-- begin Provided data --

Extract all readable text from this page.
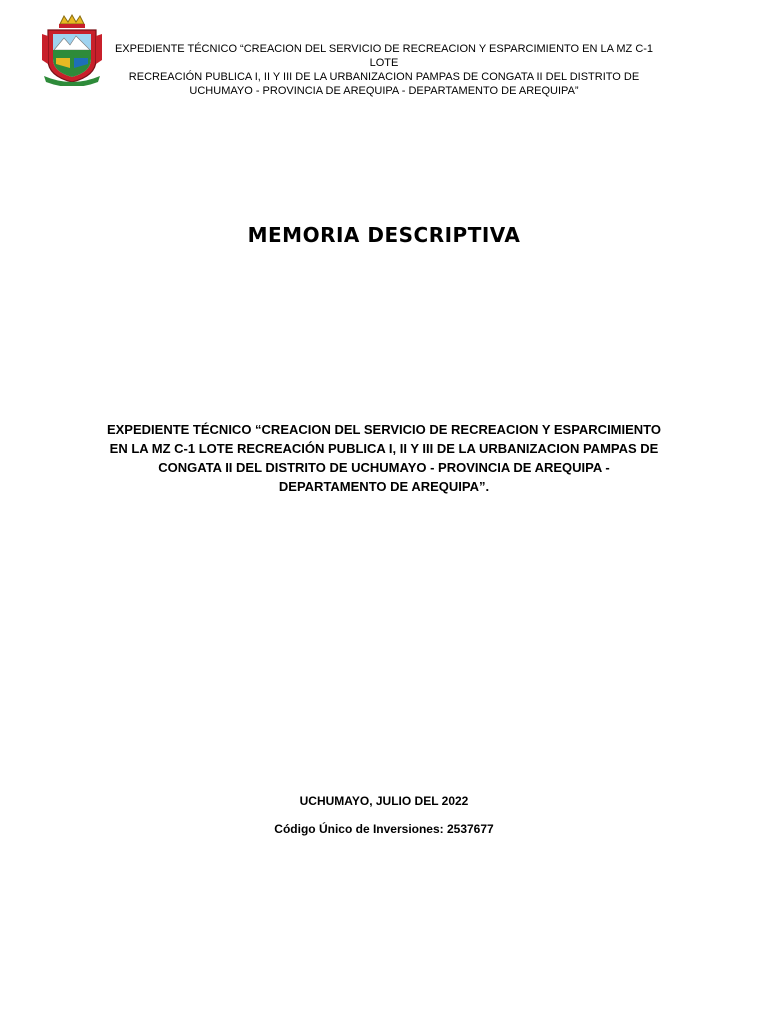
EXPEDIENTE TÉCNICO “CREACION DEL SERVICIO DE RECREACION Y ESPARCIMIENTO EN LA MZ C-1 LOTE
RECREACIÓN PUBLICA I, II Y III DE LA URBANIZACION PAMPAS DE CONGATA II DEL DISTRITO DE
UCHUMAYO - PROVINCIA DE AREQUIPA - DEPARTAMENTO DE AREQUIPA”
MEMORIA DESCRIPTIVA
EXPEDIENTE TÉCNICO “CREACION DEL SERVICIO DE RECREACION Y ESPARCIMIENTO
EN LA MZ C-1 LOTE RECREACIÓN PUBLICA I, II Y III DE LA URBANIZACION PAMPAS DE
CONGATA II DEL DISTRITO DE UCHUMAYO - PROVINCIA DE AREQUIPA -
DEPARTAMENTO DE AREQUIPA”.
UCHUMAYO, JULIO DEL 2022
Código Único de Inversiones: 2537677
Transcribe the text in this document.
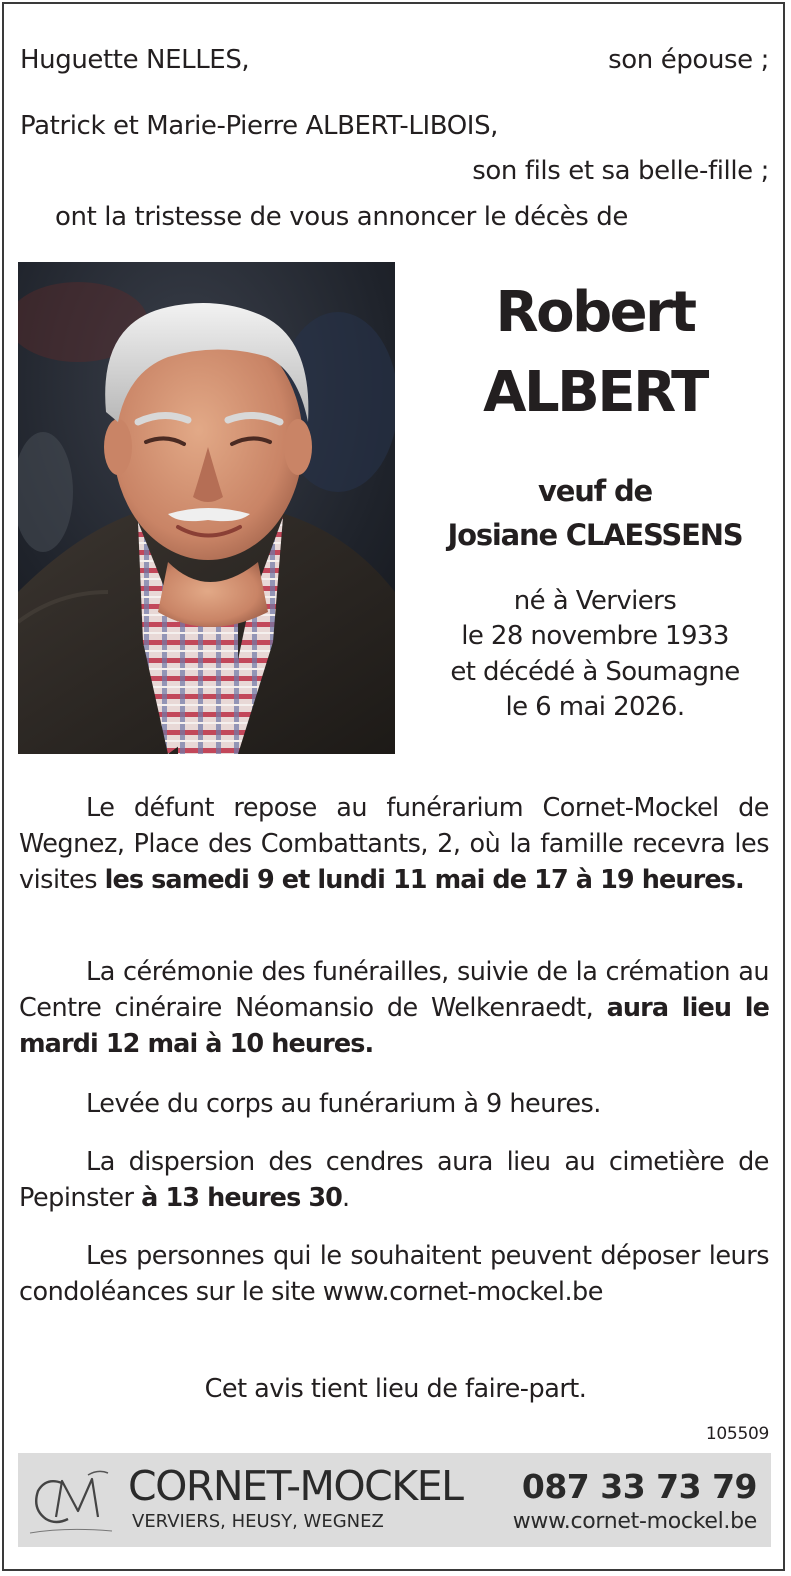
Huguette NELLES,	son épouse ;
Patrick et Marie-Pierre ALBERT-LIBOIS,
son fils et sa belle-fille ;
ont la tristesse de vous annoncer le décès de
Robert
ALBERT
veuf de
Josiane CLAESSENS
né à Verviers
le 28 novembre 1933
et décédé à Soumagne
le 6 mai 2026.

Le défunt repose au funérarium Cornet-Mockel de Wegnez, Place des Combattants, 2, où la famille recevra les visites les samedi 9 et lundi 11 mai de 17 à 19 heures.

La cérémonie des funérailles, suivie de la crémation au Centre cinéraire Néomansio de Welkenraedt, aura lieu le mardi 12 mai à 10 heures.

Levée du corps au funérarium à 9 heures.

La dispersion des cendres aura lieu au cimetière de Pepinster à 13 heures 30.

Les personnes qui le souhaitent peuvent déposer leurs condoléances sur le site www.cornet-mockel.be

Cet avis tient lieu de faire-part.
105509
CORNET-MOCKEL
VERVIERS, HEUSY, WEGNEZ
087 33 73 79
www.cornet-mockel.be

-- end Provided data --

> Instructions for the task
Leave the pictures out, and reproduce only the lines from the line holding "Transcribe the text in this document." through the last line of the material, both included.

> Solution for this exercise
Transcribe the text in this document.
Huguette NELLES,	son épouse ;
Patrick et Marie-Pierre ALBERT-LIBOIS,
son fils et sa belle-fille ;
ont la tristesse de vous annoncer le décès de
Robert
ALBERT
veuf de
Josiane CLAESSENS
né à Verviers
le 28 novembre 1933
et décédé à Soumagne
le 6 mai 2026.

Le défunt repose au funérarium Cornet-Mockel de Wegnez, Place des Combattants, 2, où la famille recevra les visites les samedi 9 et lundi 11 mai de 17 à 19 heures.

La cérémonie des funérailles, suivie de la crémation au Centre cinéraire Néomansio de Welkenraedt, aura lieu le mardi 12 mai à 10 heures.

Levée du corps au funérarium à 9 heures.

La dispersion des cendres aura lieu au cimetière de Pepinster à 13 heures 30.

Les personnes qui le souhaitent peuvent déposer leurs condoléances sur le site www.cornet-mockel.be

Cet avis tient lieu de faire-part.
105509
CORNET-MOCKEL
VERVIERS, HEUSY, WEGNEZ
087 33 73 79
www.cornet-mockel.be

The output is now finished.